▸ **GIVEN ENTRIES**
════════════════════
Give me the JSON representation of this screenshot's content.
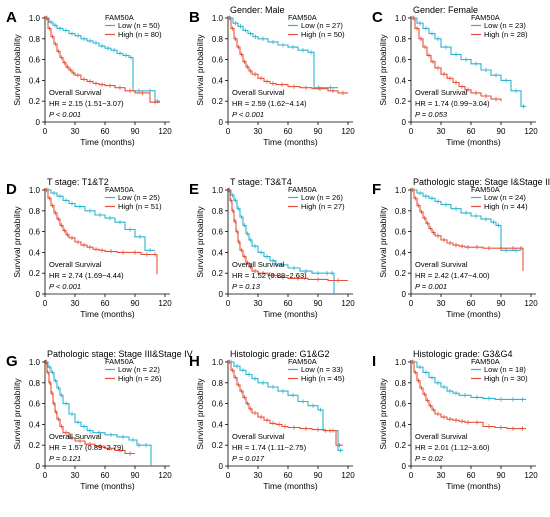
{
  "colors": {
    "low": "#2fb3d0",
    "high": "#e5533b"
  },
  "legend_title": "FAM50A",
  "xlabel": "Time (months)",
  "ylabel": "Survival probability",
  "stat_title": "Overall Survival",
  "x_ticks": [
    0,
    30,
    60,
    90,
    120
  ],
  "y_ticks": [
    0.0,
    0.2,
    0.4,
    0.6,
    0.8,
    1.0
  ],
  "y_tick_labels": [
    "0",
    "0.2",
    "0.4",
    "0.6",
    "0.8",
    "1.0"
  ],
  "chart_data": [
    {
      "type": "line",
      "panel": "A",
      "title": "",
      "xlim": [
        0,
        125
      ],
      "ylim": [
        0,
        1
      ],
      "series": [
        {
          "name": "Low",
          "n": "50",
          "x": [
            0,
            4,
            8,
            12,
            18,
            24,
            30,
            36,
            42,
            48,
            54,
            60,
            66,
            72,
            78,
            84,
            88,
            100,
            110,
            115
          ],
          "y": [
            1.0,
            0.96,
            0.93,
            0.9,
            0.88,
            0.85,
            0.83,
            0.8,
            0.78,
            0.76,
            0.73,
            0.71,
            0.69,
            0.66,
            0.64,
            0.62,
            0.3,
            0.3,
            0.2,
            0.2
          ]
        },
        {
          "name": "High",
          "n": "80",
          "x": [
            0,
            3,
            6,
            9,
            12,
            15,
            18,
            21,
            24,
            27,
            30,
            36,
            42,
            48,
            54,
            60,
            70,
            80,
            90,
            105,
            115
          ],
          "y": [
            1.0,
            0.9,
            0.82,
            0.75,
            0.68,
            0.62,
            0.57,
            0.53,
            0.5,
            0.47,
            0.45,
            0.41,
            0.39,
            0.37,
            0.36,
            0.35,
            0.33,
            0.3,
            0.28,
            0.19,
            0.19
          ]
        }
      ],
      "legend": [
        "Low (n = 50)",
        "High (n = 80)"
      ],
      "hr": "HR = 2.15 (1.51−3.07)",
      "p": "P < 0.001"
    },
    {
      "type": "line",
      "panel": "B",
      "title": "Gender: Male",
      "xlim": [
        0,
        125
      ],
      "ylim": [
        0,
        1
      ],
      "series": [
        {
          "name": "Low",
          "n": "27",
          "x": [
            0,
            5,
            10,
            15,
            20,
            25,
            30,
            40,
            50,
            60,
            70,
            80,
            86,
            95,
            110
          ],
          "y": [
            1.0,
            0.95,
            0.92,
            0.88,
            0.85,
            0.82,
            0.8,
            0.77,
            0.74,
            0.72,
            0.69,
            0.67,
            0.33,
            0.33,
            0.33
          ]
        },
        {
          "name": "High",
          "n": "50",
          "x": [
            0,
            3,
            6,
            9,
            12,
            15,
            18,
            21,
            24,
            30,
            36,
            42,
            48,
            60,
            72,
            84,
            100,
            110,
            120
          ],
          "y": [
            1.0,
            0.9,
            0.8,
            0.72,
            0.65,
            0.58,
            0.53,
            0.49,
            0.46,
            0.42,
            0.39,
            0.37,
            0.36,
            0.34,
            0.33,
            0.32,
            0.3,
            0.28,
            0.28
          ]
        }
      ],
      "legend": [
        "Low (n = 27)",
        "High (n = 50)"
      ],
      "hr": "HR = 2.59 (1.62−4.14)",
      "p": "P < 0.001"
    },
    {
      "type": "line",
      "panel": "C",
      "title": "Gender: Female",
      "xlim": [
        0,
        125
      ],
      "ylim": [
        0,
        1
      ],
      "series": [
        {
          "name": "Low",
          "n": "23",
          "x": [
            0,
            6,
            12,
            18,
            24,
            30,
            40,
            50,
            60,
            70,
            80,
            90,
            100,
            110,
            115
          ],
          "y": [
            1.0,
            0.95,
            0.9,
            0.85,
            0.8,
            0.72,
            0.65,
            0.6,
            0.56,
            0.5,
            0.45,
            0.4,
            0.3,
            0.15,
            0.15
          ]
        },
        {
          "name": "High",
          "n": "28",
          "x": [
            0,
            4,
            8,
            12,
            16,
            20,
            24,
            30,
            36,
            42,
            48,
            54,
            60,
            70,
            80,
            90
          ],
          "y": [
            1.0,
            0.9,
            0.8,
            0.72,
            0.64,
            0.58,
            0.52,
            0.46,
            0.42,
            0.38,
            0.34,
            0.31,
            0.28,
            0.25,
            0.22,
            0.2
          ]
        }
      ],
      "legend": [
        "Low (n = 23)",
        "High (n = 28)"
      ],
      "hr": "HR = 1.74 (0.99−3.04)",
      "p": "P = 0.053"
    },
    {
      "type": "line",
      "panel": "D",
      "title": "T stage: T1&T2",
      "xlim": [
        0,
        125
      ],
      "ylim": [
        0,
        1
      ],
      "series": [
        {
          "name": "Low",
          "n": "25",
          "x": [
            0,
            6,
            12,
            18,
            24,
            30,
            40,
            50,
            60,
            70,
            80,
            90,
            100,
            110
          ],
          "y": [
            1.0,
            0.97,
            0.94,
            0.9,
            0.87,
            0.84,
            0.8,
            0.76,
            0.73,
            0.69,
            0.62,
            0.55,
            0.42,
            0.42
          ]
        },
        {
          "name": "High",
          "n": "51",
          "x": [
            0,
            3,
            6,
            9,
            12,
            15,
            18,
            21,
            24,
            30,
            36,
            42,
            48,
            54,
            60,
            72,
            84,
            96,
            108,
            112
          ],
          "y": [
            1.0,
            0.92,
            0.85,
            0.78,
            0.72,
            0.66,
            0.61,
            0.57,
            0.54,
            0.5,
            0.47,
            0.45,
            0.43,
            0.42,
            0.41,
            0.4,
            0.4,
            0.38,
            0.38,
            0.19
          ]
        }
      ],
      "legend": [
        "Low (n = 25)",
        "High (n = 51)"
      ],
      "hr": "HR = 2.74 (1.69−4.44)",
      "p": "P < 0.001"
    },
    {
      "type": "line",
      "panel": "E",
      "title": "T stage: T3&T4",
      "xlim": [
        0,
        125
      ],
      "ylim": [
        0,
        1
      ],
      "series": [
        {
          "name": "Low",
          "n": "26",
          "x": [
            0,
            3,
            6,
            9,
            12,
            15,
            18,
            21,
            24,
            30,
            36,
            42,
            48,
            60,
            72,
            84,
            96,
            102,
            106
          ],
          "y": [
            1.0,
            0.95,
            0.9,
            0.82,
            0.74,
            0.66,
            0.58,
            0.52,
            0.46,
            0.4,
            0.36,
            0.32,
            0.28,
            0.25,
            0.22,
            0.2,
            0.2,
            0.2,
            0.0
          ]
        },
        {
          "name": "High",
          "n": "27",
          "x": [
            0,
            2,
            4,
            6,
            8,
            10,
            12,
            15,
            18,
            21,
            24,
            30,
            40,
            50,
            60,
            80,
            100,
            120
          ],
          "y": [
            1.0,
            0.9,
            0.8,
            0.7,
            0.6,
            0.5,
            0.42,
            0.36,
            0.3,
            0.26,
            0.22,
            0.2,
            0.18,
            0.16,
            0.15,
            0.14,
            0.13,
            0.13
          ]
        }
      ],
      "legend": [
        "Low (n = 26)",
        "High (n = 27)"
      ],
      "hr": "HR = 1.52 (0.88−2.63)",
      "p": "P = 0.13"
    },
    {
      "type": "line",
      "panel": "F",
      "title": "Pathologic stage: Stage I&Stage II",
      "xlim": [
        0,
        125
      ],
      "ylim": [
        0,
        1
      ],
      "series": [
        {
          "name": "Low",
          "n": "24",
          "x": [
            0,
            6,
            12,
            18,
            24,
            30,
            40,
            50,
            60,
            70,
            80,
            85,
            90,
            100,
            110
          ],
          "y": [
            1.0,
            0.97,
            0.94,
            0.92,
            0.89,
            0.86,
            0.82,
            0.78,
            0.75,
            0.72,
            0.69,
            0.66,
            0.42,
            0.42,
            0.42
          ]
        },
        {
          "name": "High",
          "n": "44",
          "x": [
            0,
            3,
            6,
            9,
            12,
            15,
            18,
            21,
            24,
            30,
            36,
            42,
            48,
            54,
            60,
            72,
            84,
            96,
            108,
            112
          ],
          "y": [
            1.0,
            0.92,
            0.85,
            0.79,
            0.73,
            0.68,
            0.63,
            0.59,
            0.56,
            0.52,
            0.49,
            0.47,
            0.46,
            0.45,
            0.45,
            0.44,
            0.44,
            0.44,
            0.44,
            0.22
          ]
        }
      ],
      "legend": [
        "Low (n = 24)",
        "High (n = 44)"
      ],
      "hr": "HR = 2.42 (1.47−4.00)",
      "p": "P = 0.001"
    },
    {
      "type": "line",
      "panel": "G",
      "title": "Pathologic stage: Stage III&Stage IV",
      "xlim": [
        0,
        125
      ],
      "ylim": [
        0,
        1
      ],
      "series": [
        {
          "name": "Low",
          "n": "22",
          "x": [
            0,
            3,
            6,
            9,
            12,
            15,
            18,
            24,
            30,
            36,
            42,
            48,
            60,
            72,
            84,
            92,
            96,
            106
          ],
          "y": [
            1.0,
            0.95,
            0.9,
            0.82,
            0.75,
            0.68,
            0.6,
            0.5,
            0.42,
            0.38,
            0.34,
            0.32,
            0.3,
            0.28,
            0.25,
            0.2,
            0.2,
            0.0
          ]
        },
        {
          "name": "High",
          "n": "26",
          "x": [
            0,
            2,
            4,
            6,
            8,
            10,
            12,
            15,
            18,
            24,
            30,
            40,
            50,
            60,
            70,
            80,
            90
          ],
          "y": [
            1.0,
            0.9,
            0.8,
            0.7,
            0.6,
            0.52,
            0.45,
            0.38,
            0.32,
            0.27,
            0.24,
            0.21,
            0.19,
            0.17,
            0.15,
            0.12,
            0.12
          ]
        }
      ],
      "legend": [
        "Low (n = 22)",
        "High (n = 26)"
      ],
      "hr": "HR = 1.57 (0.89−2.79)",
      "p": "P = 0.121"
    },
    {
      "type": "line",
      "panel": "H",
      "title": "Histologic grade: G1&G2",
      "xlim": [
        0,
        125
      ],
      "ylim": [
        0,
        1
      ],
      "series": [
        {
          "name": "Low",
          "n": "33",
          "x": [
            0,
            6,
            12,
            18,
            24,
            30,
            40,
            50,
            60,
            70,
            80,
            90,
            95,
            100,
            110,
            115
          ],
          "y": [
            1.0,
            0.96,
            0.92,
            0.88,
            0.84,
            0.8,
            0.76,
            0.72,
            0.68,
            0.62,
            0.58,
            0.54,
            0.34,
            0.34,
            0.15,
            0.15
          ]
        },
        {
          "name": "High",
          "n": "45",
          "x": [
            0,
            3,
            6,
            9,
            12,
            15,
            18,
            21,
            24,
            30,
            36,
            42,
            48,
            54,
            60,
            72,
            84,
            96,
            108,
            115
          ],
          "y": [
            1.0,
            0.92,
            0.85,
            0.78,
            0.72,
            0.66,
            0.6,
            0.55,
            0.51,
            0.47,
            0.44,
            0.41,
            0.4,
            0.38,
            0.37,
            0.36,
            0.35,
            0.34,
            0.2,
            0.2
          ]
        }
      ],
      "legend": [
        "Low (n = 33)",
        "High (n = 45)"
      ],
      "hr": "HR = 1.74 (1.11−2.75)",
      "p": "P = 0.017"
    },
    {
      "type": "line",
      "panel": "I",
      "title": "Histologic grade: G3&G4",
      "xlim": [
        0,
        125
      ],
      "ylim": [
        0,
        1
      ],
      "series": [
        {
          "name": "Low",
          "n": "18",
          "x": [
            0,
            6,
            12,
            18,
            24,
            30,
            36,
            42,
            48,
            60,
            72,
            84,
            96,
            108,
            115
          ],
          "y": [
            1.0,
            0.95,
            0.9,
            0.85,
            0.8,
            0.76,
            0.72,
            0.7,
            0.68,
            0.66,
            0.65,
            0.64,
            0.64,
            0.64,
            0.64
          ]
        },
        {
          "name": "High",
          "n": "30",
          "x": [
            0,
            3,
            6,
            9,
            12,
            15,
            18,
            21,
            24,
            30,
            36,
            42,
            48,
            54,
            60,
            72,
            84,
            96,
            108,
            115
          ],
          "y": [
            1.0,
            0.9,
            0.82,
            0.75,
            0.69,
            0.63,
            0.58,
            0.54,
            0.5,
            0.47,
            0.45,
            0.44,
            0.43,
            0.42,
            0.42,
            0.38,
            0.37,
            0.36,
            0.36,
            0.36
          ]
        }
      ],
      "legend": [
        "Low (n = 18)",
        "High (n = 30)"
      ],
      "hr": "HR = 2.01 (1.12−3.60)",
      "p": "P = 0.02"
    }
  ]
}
════════════════════
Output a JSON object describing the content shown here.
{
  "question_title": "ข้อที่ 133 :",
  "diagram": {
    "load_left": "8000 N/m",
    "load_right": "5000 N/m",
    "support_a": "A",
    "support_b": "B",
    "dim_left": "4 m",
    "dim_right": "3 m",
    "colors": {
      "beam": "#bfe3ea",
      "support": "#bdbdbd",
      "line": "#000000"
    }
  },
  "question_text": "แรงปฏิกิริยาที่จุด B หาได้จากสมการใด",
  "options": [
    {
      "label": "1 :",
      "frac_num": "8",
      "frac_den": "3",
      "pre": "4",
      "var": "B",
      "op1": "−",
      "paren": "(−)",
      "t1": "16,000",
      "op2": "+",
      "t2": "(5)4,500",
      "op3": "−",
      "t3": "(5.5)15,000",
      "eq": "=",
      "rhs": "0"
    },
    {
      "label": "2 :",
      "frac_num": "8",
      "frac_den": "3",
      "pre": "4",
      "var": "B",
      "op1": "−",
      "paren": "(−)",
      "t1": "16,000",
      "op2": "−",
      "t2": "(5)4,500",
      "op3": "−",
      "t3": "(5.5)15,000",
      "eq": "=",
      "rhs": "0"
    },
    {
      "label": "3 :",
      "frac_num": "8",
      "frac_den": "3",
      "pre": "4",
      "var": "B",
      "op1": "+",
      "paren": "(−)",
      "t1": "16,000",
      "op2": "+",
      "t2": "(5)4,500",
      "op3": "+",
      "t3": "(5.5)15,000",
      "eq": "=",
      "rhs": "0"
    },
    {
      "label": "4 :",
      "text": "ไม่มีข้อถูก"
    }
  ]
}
════════════════════
▸ **TO BE DONE**
Find all lines with "JSON" in them and copy each one.

▸ **ANSWER BELOW**
Give me the JSON representation of this screenshot's content.
Output a JSON object describing the content shown here.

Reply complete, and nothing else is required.